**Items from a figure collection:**
----------------------------------------

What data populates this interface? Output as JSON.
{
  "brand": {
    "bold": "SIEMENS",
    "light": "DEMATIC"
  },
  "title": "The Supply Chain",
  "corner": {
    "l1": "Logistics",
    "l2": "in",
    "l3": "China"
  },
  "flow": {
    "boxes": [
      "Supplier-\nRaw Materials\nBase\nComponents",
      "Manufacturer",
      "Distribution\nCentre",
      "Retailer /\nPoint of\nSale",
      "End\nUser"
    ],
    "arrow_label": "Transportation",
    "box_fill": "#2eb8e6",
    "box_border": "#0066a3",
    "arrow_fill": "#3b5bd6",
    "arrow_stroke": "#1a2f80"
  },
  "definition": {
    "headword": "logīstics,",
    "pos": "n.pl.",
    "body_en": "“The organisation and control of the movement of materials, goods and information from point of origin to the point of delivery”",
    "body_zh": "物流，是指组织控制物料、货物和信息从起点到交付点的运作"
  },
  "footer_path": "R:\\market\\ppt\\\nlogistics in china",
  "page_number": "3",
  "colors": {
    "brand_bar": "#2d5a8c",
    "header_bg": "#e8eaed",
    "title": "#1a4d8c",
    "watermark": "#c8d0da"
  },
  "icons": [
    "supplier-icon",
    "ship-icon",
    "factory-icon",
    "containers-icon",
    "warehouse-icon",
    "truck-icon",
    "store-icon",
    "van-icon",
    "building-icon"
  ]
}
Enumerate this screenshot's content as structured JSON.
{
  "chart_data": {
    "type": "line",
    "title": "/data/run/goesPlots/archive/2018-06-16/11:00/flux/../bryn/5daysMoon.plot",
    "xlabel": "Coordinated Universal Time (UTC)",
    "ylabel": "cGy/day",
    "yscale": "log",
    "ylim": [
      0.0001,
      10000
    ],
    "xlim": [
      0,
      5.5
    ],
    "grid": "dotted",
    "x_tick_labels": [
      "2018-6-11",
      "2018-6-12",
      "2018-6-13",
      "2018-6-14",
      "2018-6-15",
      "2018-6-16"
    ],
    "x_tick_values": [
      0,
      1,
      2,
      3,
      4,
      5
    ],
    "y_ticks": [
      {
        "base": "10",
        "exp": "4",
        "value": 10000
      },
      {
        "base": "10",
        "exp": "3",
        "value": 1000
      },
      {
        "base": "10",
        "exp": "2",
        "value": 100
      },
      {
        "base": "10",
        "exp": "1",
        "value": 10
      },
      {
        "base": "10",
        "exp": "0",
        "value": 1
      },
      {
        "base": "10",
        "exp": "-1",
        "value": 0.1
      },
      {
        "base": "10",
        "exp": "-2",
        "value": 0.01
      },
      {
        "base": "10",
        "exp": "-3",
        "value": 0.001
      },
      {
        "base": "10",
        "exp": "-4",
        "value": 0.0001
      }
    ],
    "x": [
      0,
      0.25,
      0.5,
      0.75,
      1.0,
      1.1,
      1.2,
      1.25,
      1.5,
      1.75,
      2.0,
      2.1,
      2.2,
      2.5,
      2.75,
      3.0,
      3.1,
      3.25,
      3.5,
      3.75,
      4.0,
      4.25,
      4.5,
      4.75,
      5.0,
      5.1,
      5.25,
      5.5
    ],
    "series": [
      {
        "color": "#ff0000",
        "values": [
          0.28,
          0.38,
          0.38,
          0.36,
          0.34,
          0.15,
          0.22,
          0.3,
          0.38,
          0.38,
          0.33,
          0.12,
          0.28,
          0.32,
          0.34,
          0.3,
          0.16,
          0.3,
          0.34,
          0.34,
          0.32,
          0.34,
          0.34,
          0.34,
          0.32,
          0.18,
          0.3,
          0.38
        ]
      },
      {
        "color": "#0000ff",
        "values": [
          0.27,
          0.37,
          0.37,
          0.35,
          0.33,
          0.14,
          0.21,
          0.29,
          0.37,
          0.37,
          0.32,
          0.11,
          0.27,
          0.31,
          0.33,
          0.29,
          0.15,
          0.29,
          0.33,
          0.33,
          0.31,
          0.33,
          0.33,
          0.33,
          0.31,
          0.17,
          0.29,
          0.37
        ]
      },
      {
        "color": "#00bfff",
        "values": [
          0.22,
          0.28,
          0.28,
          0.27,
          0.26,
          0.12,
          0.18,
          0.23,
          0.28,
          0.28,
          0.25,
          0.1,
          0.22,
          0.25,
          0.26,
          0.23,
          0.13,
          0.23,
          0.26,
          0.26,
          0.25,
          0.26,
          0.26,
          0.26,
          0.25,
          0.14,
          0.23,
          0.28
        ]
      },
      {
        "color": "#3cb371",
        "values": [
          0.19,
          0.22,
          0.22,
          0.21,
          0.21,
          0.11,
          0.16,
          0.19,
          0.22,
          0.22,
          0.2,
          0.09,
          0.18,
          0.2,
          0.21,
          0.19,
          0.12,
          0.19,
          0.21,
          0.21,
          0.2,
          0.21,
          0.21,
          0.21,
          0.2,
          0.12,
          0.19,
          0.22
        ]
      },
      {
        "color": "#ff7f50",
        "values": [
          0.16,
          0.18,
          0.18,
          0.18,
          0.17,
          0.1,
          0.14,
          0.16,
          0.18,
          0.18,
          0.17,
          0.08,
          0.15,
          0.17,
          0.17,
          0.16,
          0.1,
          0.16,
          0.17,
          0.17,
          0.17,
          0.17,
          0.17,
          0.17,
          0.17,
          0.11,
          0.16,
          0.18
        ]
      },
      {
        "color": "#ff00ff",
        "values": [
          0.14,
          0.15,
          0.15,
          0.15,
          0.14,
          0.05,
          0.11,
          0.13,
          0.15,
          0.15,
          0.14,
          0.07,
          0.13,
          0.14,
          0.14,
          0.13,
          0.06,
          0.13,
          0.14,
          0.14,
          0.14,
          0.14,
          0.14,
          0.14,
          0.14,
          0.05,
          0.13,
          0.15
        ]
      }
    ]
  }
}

----------------------------------------

Scan the material above. Copy each line where "this" occurs.

What data populates this interface? Output as JSON.
Enumerate this screenshot's content as structured JSON.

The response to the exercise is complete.